- _Trecho do texto_:
::::
A formação do governo interino ocorre em meio a novos atos em diferentes partes do país. Nesta terça, homens armados atiraram para o alto para dispersar manifestantes na capital. Vídeos publicados nas redes sociais mostram dezenas de pessoas correndo para se afastar dos disparos. Não há registros de feridos até o momento.

Com gritos de "viva a resistência" e “morte ao Paquistão", centenas de homens e mulheres marcharam nas ruas de Cabul para protestar contra o Talibã e o que eles chamam de interferência nos assuntos domésticos pelo Paquistão. "O governo islâmico está atirando em nosso povo pobre", disse uma mulher, em vídeo transmitido por uma emissora de TV iraniana. "Essas pessoas [os talibãs] são muito injustas e não são humanas."

Mujahid, o principal porta-voz do Talibã, negou qualquer vínculo do governo afegão com o Paquistão e classificou as acusações de interferência de propaganda —ainda que o chefe do serviço de inteligência militar do país vizinho, Faiz Hameed, tenha sido visto durante o fim de semana em Cabul.

Em outras cidades do país, como Mazar-i-Sharif e Herat, duas pessoas foram mortas e outras oito ficaram feridas a tiros, também durante manifestações, de acordo com o relato de um médico local à agência de notícias AFP. Ele falou sob condição de anonimato, por medo de represálias.

Um porta-voz do Departamento de Estado americano disse estar preocupado com a escolha dos membros do governo interino do Talibã.

"Notamos que a lista anunciada consiste exclusivamente em pessoas que são membros do Talibã e seus aliados, sem mulheres", afirmou. "Também preocupam as afiliações e os históricos de alguns deles".
::::
- _Dados apresentados_:

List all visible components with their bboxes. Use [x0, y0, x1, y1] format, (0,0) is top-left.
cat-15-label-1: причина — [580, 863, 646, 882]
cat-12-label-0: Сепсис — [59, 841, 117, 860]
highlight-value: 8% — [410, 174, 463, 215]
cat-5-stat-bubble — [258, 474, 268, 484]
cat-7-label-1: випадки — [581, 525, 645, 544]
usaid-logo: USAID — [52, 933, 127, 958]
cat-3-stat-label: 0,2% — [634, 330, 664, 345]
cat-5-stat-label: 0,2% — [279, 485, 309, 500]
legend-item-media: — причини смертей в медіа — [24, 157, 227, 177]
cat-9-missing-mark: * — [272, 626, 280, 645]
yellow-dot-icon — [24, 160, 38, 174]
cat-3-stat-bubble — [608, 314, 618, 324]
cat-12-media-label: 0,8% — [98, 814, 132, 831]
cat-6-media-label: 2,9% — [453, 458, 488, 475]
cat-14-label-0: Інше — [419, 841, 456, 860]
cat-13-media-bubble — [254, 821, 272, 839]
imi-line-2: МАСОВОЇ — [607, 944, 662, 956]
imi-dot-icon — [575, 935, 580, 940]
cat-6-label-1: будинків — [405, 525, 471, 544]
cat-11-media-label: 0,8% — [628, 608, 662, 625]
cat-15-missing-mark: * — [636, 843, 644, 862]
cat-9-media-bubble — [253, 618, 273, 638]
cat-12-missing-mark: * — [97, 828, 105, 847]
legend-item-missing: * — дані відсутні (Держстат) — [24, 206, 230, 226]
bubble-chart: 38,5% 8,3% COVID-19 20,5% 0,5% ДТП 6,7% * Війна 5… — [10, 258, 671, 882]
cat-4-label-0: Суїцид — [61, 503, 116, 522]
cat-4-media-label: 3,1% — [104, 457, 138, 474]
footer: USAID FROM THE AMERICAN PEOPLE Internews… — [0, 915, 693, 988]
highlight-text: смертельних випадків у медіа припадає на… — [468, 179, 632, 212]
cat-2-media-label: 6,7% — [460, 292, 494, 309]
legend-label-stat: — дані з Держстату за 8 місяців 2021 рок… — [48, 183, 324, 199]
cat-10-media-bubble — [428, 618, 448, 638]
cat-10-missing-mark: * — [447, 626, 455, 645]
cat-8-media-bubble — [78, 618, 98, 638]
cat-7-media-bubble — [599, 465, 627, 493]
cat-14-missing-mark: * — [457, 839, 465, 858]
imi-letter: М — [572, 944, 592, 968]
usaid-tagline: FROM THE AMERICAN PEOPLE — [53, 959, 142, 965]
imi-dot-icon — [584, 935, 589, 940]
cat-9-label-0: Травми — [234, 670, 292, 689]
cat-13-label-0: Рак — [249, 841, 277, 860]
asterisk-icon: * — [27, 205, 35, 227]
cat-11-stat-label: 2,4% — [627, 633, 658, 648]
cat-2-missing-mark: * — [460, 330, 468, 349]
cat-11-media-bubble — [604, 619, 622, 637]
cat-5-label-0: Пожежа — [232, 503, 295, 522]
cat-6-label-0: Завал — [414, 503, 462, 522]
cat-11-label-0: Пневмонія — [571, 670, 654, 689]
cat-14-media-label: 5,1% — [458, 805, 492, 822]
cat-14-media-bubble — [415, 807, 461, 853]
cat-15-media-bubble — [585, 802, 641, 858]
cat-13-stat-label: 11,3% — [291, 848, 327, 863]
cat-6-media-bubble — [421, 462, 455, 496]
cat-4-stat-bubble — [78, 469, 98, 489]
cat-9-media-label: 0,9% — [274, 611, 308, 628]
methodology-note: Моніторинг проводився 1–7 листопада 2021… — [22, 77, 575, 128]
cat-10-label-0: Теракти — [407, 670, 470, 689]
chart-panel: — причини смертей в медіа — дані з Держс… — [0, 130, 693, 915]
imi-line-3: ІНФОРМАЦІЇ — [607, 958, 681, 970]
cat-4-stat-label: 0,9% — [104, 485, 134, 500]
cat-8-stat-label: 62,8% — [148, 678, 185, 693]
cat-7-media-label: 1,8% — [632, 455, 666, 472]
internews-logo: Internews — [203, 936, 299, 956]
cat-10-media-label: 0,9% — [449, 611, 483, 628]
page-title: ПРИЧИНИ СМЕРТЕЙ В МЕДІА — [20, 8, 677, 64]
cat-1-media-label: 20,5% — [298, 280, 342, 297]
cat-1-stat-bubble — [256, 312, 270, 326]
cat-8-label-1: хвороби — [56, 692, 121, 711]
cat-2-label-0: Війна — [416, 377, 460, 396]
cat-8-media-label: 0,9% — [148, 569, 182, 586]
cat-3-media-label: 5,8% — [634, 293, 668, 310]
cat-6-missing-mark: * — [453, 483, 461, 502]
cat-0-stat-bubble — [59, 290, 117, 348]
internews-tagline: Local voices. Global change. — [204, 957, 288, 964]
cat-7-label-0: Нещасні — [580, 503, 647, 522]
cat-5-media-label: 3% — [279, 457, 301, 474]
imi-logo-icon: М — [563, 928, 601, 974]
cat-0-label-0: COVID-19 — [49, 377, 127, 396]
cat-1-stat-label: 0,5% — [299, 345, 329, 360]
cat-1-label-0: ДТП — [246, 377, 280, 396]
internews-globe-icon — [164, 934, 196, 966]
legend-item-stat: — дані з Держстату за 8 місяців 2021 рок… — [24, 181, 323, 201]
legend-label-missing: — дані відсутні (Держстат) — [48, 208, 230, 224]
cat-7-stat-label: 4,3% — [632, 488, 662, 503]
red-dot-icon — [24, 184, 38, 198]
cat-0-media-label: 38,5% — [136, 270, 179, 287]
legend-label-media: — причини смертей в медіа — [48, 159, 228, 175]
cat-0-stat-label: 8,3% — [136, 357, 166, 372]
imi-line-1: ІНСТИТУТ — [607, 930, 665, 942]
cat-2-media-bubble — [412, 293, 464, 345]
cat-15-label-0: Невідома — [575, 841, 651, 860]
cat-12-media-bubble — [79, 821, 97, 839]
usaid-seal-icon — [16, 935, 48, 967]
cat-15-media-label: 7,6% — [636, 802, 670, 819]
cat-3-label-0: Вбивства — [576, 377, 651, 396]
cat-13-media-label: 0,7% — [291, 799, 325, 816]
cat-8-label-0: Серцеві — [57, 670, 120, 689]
::::
- _Tarefa proposta_: Escreva a continuação da notícia sobre o governo interino do Talibã, começando logo depois da última frase apresentada. Os registros vêm de outra fonte, sem relação com o texto.

- _Resposta do exercício_:
A porta-voz da Casa Branca, Jen Psaki, disse a repórteres no Air Force One, o avião presidencial dos EUA, durante um voo de Joe Biden para Nova York, que não haverá reconhecimento em breve do governo talibã por parte dos americanos.

Já o secretário de Estado dos EUA, Antony Blinken, responsável pela diplomacia, afirmou que a Casa Branca está em contato com cerca de cem americanos que permaneceram no país da Ásia Central e que trabalha para garantir que os voos possam partir com segurança.

Nas semanas anteriores à saída das últimas tropas dos EUA de Cabul, as forças estrangeiras lideradas pelos EUA retiraram do país cerca de 124 mil estrangeiros e afegãos em risco, mas dezenas de milhares que temem a retaliação do Talibã foram deixados para trás.

Na segunda (6), quatro cidadãos americanos foram retirados do país por meio de uma rota terrestre, na primeira evacuação organizada por Washington desde o fim da ocupação militar.

A repórteres durante uma visita a Doha, capital do Qatar, Blinken disse que autoridades do Talibã comunicaram aos EUA que permitiriam que pessoas com documentos de viagem partissem livremente.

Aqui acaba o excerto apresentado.